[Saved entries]

○ ○ ○ ○ ○

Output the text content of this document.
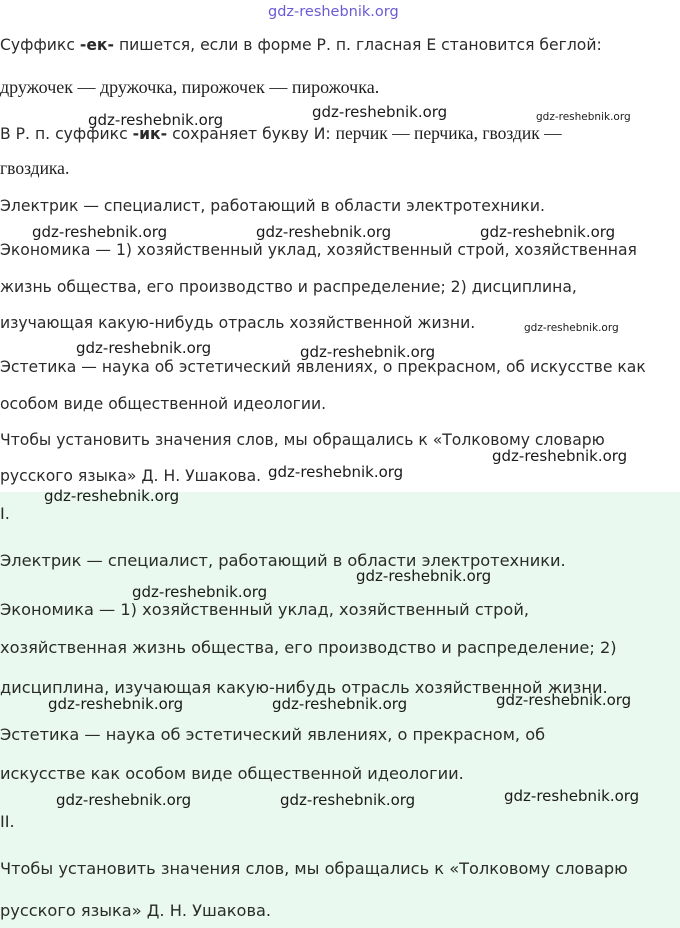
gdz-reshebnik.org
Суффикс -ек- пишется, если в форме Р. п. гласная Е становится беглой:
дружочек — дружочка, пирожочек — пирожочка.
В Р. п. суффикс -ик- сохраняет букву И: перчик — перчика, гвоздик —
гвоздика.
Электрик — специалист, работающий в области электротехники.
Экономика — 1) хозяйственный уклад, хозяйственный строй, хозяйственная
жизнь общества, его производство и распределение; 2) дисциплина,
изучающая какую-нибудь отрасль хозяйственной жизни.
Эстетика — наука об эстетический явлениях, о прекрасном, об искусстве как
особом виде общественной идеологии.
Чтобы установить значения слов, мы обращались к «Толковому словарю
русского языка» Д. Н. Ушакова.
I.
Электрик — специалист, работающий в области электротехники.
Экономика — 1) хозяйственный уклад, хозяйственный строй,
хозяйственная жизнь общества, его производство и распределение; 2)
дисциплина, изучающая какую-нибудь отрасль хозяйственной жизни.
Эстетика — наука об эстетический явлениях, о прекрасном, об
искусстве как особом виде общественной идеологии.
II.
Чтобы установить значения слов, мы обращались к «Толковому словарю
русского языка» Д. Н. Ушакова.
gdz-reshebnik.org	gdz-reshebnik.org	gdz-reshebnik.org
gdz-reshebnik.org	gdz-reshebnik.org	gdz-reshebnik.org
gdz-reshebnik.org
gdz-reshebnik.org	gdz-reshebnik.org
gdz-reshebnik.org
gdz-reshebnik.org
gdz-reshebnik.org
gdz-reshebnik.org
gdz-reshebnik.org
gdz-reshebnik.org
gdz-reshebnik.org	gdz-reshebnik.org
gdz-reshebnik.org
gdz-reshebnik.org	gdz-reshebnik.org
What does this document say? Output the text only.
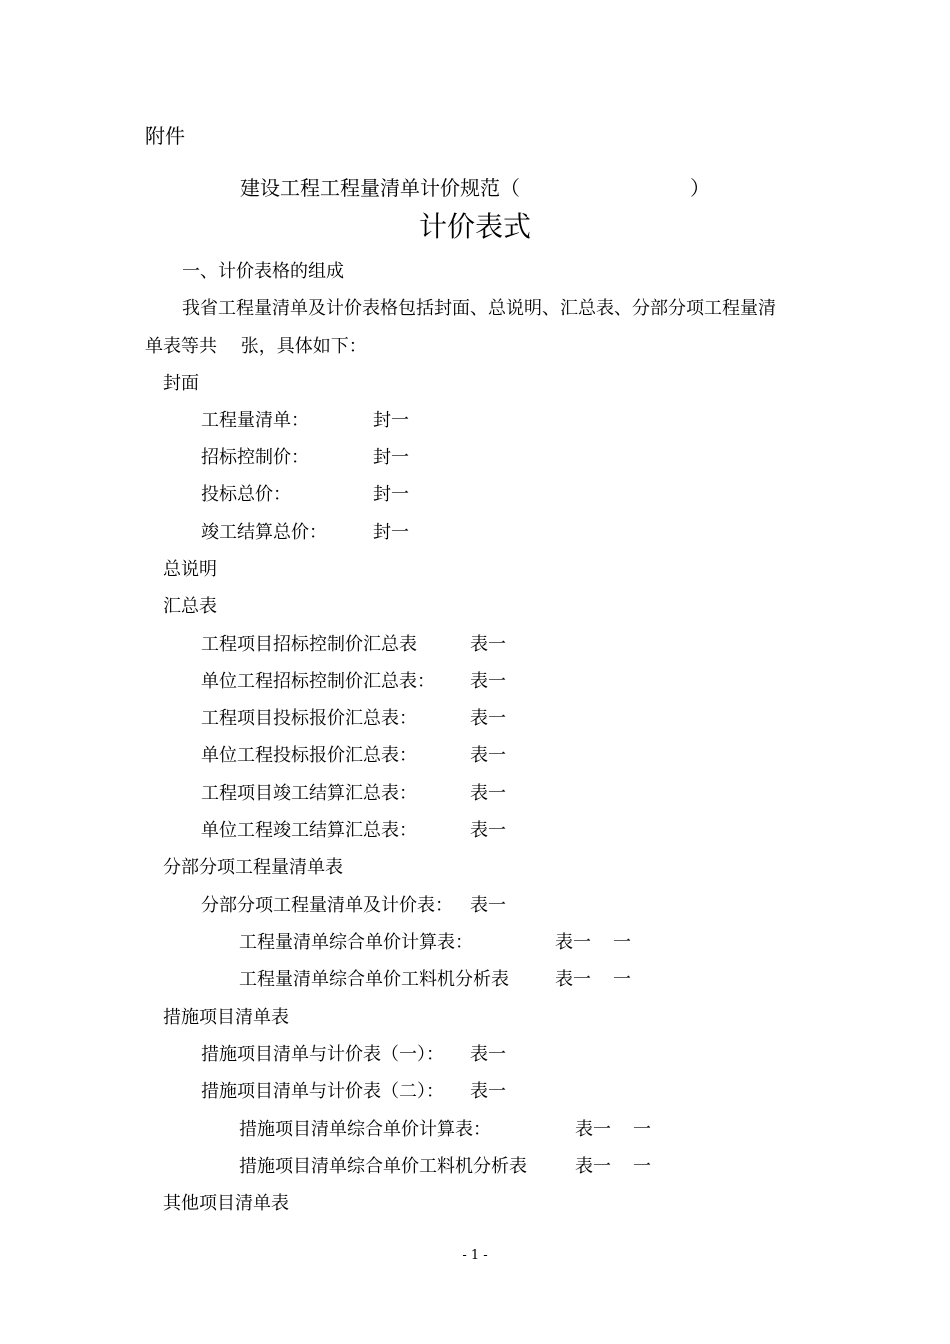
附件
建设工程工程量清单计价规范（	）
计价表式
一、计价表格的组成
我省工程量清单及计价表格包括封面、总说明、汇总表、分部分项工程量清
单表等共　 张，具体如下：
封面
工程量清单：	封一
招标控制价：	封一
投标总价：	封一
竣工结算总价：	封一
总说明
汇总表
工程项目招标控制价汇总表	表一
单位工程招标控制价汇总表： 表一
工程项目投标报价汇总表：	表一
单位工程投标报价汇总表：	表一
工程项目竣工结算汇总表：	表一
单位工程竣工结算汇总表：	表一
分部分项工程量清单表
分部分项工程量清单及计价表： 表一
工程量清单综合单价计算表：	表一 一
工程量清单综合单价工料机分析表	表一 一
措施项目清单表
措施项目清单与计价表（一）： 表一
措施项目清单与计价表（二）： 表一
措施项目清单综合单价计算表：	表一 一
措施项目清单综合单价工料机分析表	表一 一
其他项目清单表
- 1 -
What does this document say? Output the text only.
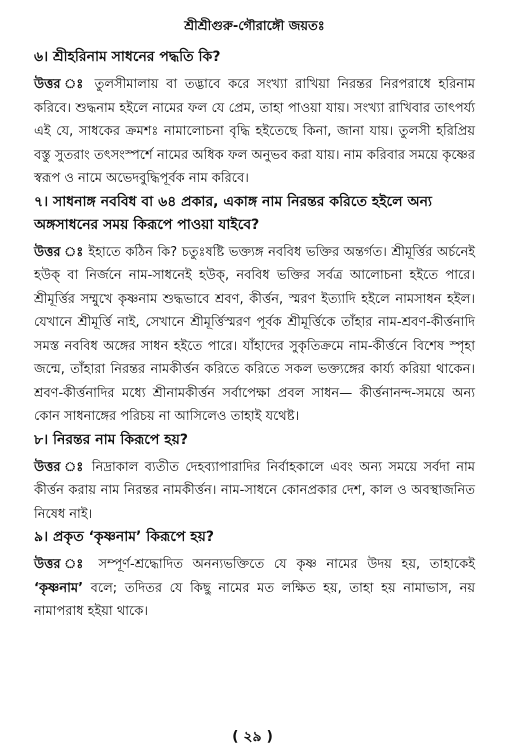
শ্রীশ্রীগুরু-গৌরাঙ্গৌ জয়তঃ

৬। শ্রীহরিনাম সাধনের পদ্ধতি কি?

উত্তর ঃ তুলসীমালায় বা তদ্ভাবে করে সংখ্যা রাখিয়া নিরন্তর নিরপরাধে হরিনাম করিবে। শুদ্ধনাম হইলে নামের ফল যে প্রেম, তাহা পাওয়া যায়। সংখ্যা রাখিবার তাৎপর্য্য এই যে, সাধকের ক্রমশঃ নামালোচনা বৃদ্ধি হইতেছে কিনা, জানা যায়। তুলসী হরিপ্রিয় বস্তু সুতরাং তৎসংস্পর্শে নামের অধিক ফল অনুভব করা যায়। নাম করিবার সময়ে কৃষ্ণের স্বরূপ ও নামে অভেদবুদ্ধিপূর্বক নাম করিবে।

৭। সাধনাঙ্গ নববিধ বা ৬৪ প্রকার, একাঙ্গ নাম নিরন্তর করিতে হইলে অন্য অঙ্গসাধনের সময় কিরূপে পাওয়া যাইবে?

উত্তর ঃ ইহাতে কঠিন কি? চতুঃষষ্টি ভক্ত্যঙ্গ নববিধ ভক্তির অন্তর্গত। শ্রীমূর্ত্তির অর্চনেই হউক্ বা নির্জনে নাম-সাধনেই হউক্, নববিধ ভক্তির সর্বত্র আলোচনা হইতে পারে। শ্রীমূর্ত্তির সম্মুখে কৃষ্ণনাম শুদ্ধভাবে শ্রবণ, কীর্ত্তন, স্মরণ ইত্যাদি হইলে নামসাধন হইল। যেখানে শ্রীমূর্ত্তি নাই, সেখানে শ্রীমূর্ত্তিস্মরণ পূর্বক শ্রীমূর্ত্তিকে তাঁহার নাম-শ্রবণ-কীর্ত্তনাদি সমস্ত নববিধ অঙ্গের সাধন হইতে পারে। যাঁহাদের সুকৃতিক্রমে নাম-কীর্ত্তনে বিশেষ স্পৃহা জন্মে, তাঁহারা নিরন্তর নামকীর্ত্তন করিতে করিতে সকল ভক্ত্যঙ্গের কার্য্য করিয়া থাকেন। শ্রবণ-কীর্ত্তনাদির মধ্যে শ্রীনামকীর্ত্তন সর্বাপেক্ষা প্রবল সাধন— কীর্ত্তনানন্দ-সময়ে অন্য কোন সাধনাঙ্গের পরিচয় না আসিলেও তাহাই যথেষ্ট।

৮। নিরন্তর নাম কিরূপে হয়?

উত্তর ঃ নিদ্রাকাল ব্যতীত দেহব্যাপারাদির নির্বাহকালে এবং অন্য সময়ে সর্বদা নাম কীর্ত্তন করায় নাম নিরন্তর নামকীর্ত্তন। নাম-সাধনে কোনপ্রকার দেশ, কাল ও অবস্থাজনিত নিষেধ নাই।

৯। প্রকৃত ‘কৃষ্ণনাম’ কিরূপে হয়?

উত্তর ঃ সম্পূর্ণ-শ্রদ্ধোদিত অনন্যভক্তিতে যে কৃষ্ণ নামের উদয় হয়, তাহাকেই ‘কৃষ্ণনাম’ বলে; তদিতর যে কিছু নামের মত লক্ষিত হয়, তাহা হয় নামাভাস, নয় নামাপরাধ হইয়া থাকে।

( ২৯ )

○ ○ ○ ○ ○

Output an exact copy of the material, with the pictures removed.

Output the text content of this document.
gdz-reshebnik.org
Суффикс -ек- пишется, если в форме Р. п. гласная Е становится беглой:
дружочек — дружочка, пирожочек — пирожочка.
В Р. п. суффикс -ик- сохраняет букву И: перчик — перчика, гвоздик —
гвоздика.
Электрик — специалист, работающий в области электротехники.
Экономика — 1) хозяйственный уклад, хозяйственный строй, хозяйственная
жизнь общества, его производство и распределение; 2) дисциплина,
изучающая какую-нибудь отрасль хозяйственной жизни.
Эстетика — наука об эстетический явлениях, о прекрасном, об искусстве как
особом виде общественной идеологии.
Чтобы установить значения слов, мы обращались к «Толковому словарю
русского языка» Д. Н. Ушакова.
I.
Электрик — специалист, работающий в области электротехники.
Экономика — 1) хозяйственный уклад, хозяйственный строй,
хозяйственная жизнь общества, его производство и распределение; 2)
дисциплина, изучающая какую-нибудь отрасль хозяйственной жизни.
Эстетика — наука об эстетический явлениях, о прекрасном, об
искусстве как особом виде общественной идеологии.
II.
Чтобы установить значения слов, мы обращались к «Толковому словарю
русского языка» Д. Н. Ушакова.
gdz-reshebnik.org	gdz-reshebnik.org	gdz-reshebnik.org
gdz-reshebnik.org	gdz-reshebnik.org	gdz-reshebnik.org
gdz-reshebnik.org
gdz-reshebnik.org	gdz-reshebnik.org
gdz-reshebnik.org
gdz-reshebnik.org
gdz-reshebnik.org
gdz-reshebnik.org
gdz-reshebnik.org
gdz-reshebnik.org
gdz-reshebnik.org	gdz-reshebnik.org
gdz-reshebnik.org
gdz-reshebnik.org	gdz-reshebnik.org
What does this document say? Output the text only.
附件
建设工程工程量清单计价规范（	）
计价表式
一、计价表格的组成
我省工程量清单及计价表格包括封面、总说明、汇总表、分部分项工程量清
单表等共　 张，具体如下：
封面
工程量清单：	封一
招标控制价：	封一
投标总价：	封一
竣工结算总价：	封一
总说明
汇总表
工程项目招标控制价汇总表	表一
单位工程招标控制价汇总表： 表一
工程项目投标报价汇总表：	表一
单位工程投标报价汇总表：	表一
工程项目竣工结算汇总表：	表一
单位工程竣工结算汇总表：	表一
分部分项工程量清单表
分部分项工程量清单及计价表： 表一
工程量清单综合单价计算表：	表一 一
工程量清单综合单价工料机分析表	表一 一
措施项目清单表
措施项目清单与计价表（一）： 表一
措施项目清单与计价表（二）： 表一
措施项目清单综合单价计算表：	表一 一
措施项目清单综合单价工料机分析表	表一 一
其他项目清单表
- 1 -
What does this document say? Output the text only.
শ্রীশ্রীগুরু-গৌরাঙ্গৌ জয়তঃ

৬। শ্রীহরিনাম সাধনের পদ্ধতি কি?

উত্তর ঃ তুলসীমালায় বা তদ্ভাবে করে সংখ্যা রাখিয়া নিরন্তর নিরপরাধে হরিনাম করিবে। শুদ্ধনাম হইলে নামের ফল যে প্রেম, তাহা পাওয়া যায়। সংখ্যা রাখিবার তাৎপর্য্য এই যে, সাধকের ক্রমশঃ নামালোচনা বৃদ্ধি হইতেছে কিনা, জানা যায়। তুলসী হরিপ্রিয় বস্তু সুতরাং তৎসংস্পর্শে নামের অধিক ফল অনুভব করা যায়। নাম করিবার সময়ে কৃষ্ণের স্বরূপ ও নামে অভেদবুদ্ধিপূর্বক নাম করিবে।

৭। সাধনাঙ্গ নববিধ বা ৬৪ প্রকার, একাঙ্গ নাম নিরন্তর করিতে হইলে অন্য অঙ্গসাধনের সময় কিরূপে পাওয়া যাইবে?

উত্তর ঃ ইহাতে কঠিন কি? চতুঃষষ্টি ভক্ত্যঙ্গ নববিধ ভক্তির অন্তর্গত। শ্রীমূর্ত্তির অর্চনেই হউক্ বা নির্জনে নাম-সাধনেই হউক্, নববিধ ভক্তির সর্বত্র আলোচনা হইতে পারে। শ্রীমূর্ত্তির সম্মুখে কৃষ্ণনাম শুদ্ধভাবে শ্রবণ, কীর্ত্তন, স্মরণ ইত্যাদি হইলে নামসাধন হইল। যেখানে শ্রীমূর্ত্তি নাই, সেখানে শ্রীমূর্ত্তিস্মরণ পূর্বক শ্রীমূর্ত্তিকে তাঁহার নাম-শ্রবণ-কীর্ত্তনাদি সমস্ত নববিধ অঙ্গের সাধন হইতে পারে। যাঁহাদের সুকৃতিক্রমে নাম-কীর্ত্তনে বিশেষ স্পৃহা জন্মে, তাঁহারা নিরন্তর নামকীর্ত্তন করিতে করিতে সকল ভক্ত্যঙ্গের কার্য্য করিয়া থাকেন। শ্রবণ-কীর্ত্তনাদির মধ্যে শ্রীনামকীর্ত্তন সর্বাপেক্ষা প্রবল সাধন— কীর্ত্তনানন্দ-সময়ে অন্য কোন সাধনাঙ্গের পরিচয় না আসিলেও তাহাই যথেষ্ট।

৮। নিরন্তর নাম কিরূপে হয়?

উত্তর ঃ নিদ্রাকাল ব্যতীত দেহব্যাপারাদির নির্বাহকালে এবং অন্য সময়ে সর্বদা নাম কীর্ত্তন করায় নাম নিরন্তর নামকীর্ত্তন। নাম-সাধনে কোনপ্রকার দেশ, কাল ও অবস্থাজনিত নিষেধ নাই।

৯। প্রকৃত ‘কৃষ্ণনাম’ কিরূপে হয়?

উত্তর ঃ সম্পূর্ণ-শ্রদ্ধোদিত অনন্যভক্তিতে যে কৃষ্ণ নামের উদয় হয়, তাহাকেই ‘কৃষ্ণনাম’ বলে; তদিতর যে কিছু নামের মত লক্ষিত হয়, তাহা হয় নামাভাস, নয় নামাপরাধ হইয়া থাকে।

( ২৯ )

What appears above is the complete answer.